Document excerpt:
--- BEGIN ---
Alternative (external tooling): keep current storage, tooling on top. We could leave the storage model unchanged and instead write a utility to perform the appropriate diffs (and leave, e.g., a comment on the PR). That is simpler to implement, but it doesn’t solve the problem of large diffs on GitHub. It also doesn’t restore useful blame in the GitHub UI.

Alternative (current copy): store a complete copy of the current API document. This approach stores a full copy of the current OpenAPI document (such as sled-agent-current.json) alongside all versioned files. When a new version is added, this file is updated in place, producing a meaningful diff and preserving blame on the current-copy file. However, it doesn’t help with:

  • inflated diff sizes, since the new version is still added as a wholly new file;

  • working copy size (and in fact increases it); or,

  • merge conflicts on the current-copy file, when parallel branches bump the API version.

Alternative (diff chain): replace older versions with diffs against the subsequent version. Instead of storing full JSON for older versions, each non-latest version could be replaced with a textual diff (patch file) against the next version. When a new version is added:

  • The old JSON file is deleted and replaced with a patch file, so Git’s rename detection treats the new version as a rename of the old; this produces meaningful diffs and preserves blame via the same mechanism as Git stubs.

  • Working copy size is also reduced, since diffs are much smaller than full JSON.

  • However, retrieving old versions becomes significantly harder: rather than a single git show as with Git stubs, you must chain diffs backward from the latest version.

Alternative (Git LFS): use Git LFS to store previous versions. There are two main downsides to using Git LFS: first, an external server is required to serve objects; and second, LFS files can only be diffed with some difficulty. These tradeoffs are reasonable for the kinds of large binary assets Git LFS is designed for, but not so much for OpenAPI documents.

Alternative (history only): do not store Git stub files, always do history lookups. We could store only the latest version, and use git log on a directory to find old versions of APIs. However, that significantly reduces discoverability: listing old API versions requires inspecting Git history. It also becomes unclear when support for an API version is dropped. With Git stub files, dropping support for an API version means deleting the corresponding .gitstub file.
--- END ---
Job: Reproduce the passage on API storage alternatives verbatim between "Alternative (diff chain): replace" and "than full JSON.", inclusive.

Annotated element listings
--- BEGIN ---
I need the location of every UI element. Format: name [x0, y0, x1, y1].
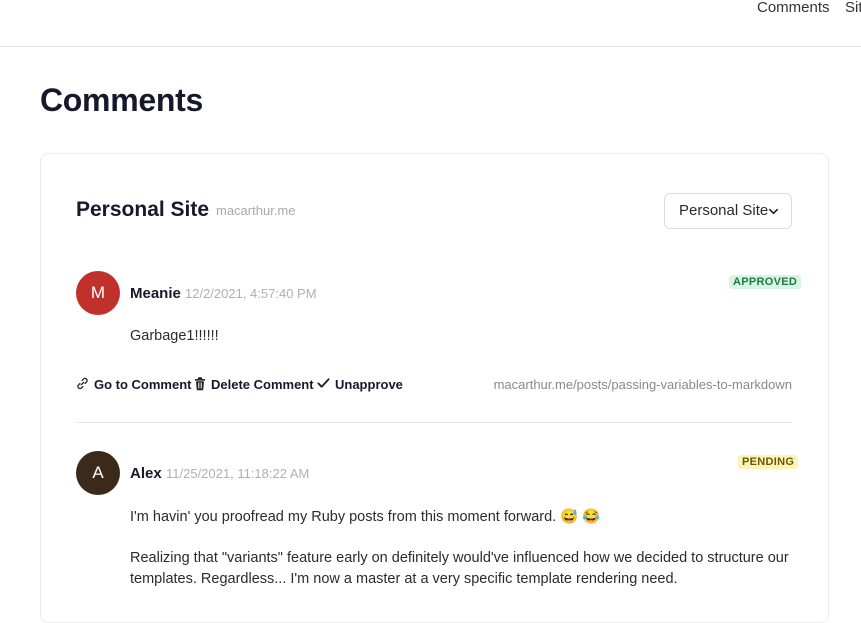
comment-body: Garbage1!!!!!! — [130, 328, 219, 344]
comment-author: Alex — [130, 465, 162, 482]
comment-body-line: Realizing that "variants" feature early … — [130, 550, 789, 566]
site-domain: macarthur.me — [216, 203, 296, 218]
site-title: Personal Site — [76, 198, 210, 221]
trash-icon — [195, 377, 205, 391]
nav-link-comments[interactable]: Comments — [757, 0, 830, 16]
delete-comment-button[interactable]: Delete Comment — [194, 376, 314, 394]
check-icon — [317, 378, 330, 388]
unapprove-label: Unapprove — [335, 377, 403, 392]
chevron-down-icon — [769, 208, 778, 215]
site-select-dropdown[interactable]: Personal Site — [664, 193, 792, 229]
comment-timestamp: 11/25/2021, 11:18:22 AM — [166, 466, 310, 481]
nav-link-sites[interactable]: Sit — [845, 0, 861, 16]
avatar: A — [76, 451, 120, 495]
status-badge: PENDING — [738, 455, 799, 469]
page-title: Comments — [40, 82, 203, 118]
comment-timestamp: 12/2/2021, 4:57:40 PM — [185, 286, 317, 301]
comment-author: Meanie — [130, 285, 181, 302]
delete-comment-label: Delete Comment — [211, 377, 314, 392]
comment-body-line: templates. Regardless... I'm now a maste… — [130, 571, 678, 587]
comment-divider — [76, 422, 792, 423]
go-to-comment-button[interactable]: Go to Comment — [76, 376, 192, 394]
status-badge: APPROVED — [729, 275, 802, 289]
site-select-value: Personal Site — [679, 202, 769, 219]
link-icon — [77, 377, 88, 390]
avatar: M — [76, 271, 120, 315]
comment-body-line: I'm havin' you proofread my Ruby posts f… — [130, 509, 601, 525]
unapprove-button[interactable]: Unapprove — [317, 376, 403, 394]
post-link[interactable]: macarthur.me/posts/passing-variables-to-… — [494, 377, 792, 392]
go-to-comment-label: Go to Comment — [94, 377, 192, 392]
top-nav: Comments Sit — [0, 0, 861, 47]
--- END ---
Solution:
Alternative (diff chain): replace older versions with diffs against the subsequent version. Instead of storing full JSON for older versions, each non-latest version could be replaced with a textual diff (patch file) against the next version. When a new version is added:

  • The old JSON file is deleted and replaced with a patch file, so Git’s rename detection treats the new version as a rename of the old; this produces meaningful diffs and preserves blame via the same mechanism as Git stubs.

  • Working copy size is also reduced, since diffs are much smaller than full JSON.